### MATERIAL FOR THE TASK

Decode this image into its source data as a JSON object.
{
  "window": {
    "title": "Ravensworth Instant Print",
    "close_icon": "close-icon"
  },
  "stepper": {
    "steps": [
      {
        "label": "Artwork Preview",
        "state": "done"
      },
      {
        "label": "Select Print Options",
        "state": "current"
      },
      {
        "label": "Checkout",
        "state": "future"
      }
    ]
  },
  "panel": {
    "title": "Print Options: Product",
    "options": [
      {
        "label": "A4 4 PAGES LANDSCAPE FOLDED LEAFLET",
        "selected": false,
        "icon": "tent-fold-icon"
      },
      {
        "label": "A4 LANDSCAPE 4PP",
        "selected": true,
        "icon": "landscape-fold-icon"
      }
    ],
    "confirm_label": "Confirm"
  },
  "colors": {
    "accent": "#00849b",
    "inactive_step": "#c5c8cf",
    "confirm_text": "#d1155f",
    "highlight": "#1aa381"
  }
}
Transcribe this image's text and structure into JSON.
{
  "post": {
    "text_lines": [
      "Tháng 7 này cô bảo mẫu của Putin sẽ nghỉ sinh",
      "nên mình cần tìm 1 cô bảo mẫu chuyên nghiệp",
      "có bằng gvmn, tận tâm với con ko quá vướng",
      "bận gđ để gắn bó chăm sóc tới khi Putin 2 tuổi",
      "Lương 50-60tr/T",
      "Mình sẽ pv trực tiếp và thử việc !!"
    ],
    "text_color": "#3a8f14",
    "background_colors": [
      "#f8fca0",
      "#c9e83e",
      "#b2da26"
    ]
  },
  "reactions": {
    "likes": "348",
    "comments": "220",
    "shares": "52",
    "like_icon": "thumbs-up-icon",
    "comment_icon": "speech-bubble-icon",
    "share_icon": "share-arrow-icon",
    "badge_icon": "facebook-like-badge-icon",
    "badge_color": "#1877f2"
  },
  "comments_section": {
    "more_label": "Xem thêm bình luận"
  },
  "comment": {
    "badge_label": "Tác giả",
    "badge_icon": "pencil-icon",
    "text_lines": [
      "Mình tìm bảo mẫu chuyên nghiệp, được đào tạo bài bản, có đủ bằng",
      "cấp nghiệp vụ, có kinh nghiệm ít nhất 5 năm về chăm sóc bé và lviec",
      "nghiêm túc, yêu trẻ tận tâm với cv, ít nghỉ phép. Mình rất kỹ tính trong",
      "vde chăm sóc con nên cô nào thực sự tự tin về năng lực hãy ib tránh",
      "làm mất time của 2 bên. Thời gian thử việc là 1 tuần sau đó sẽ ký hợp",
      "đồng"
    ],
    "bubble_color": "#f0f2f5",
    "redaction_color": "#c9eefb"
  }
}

######

• JOB: Determine how many lines above contain "Putin" as a word or string. Give the number alone.

• THE REPLY: 2